▶ [WHAT YOU NEED TO DO]
Recast the data, from the first line through the line that contains "forward-button[interactable]: → xyxy=(36,29,62,55)", as a Markdown table with the columns "Row" and "Line", placing each line's number under "Row" and its text under "Line" and omitting any blank lines.

Rows from a layout dataset:
_ _ _ _ _ _ _
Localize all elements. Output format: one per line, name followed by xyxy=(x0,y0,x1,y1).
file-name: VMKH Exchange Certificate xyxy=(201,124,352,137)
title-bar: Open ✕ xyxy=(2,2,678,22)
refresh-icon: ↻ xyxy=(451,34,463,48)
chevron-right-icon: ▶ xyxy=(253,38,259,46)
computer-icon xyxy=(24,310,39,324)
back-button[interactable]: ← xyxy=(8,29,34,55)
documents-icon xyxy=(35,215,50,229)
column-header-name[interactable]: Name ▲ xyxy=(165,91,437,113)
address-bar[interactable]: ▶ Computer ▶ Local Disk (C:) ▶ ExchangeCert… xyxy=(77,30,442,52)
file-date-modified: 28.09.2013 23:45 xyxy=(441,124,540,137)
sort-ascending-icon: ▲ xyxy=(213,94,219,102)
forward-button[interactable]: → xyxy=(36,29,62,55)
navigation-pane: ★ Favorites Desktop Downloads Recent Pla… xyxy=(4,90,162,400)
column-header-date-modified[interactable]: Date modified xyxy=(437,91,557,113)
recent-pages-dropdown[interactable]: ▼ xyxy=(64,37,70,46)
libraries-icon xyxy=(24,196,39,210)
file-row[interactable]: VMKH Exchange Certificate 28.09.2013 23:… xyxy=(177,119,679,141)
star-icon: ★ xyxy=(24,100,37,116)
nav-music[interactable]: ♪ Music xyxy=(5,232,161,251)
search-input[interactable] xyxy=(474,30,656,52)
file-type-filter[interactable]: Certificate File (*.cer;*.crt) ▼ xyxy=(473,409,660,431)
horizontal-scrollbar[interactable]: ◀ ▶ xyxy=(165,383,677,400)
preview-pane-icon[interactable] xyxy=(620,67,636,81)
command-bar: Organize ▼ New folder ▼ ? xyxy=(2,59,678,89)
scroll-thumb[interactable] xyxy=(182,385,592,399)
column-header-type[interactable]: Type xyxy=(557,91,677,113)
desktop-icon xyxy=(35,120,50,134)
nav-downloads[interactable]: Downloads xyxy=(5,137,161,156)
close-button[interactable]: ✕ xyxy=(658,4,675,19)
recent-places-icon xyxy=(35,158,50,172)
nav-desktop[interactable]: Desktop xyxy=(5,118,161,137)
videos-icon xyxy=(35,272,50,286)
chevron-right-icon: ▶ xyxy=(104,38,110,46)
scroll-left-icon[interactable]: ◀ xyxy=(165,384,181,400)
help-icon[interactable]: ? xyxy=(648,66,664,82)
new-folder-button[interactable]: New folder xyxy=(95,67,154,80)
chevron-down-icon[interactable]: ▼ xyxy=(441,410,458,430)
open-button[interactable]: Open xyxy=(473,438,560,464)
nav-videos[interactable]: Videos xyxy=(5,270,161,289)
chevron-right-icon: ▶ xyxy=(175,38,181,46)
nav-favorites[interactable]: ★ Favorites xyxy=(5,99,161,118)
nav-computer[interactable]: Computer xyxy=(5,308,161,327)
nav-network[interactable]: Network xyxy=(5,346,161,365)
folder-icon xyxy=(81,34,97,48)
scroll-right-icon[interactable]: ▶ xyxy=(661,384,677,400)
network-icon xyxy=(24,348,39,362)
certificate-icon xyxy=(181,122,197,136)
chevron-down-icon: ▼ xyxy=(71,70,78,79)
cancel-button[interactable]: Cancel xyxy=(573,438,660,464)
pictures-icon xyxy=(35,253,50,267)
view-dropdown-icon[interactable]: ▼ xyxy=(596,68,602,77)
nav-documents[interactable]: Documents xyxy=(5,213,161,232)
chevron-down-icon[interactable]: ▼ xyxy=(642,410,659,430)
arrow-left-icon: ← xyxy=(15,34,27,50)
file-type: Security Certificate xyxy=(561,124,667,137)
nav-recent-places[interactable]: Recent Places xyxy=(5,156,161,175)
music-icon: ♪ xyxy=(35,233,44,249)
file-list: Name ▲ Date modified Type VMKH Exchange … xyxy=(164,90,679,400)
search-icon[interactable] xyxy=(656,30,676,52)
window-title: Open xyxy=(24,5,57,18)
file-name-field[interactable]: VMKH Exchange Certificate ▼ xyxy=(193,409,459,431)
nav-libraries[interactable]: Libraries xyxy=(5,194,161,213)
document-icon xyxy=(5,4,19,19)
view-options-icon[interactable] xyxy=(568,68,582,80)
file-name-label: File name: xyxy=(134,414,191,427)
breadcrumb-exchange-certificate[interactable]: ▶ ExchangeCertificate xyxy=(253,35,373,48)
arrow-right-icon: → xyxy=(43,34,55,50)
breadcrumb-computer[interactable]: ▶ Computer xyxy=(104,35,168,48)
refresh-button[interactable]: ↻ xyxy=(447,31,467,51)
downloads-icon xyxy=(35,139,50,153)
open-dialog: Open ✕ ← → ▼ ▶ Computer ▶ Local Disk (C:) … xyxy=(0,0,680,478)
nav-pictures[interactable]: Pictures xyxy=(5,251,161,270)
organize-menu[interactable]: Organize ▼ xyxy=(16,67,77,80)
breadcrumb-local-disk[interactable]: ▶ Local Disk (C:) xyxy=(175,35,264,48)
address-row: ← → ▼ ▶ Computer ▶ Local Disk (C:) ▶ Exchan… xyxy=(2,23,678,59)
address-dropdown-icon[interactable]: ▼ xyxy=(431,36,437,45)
_ _ _ _ _ _ _
▶ [WRITTEN SOLUTION]
| Row | Line |
|---|---|
| 1 | Localize all elements. Output format: one per line, name followed by xyxy=(x0,y0,x1,y1). |
| 2 | file-name: VMKH Exchange Certificate xyxy=(201,124,352,137) |
| 3 | title-bar: Open ✕ xyxy=(2,2,678,22) |
| 4 | refresh-icon: ↻ xyxy=(451,34,463,48) |
| 5 | chevron-right-icon: ▶ xyxy=(253,38,259,46) |
| 6 | computer-icon xyxy=(24,310,39,324) |
| 7 | back-button[interactable]: ← xyxy=(8,29,34,55) |
| 8 | documents-icon xyxy=(35,215,50,229) |
| 9 | column-header-name[interactable]: Name ▲ xyxy=(165,91,437,113) |
| 10 | address-bar[interactable]: ▶ Computer ▶ Local Disk (C:) ▶ ExchangeCert… xyxy=(77,30,442,52) |
| 11 | file-date-modified: 28.09.2013 23:45 xyxy=(441,124,540,137) |
| 12 | sort-ascending-icon: ▲ xyxy=(213,94,219,102) |
| 13 | forward-button[interactable]: → xyxy=(36,29,62,55) |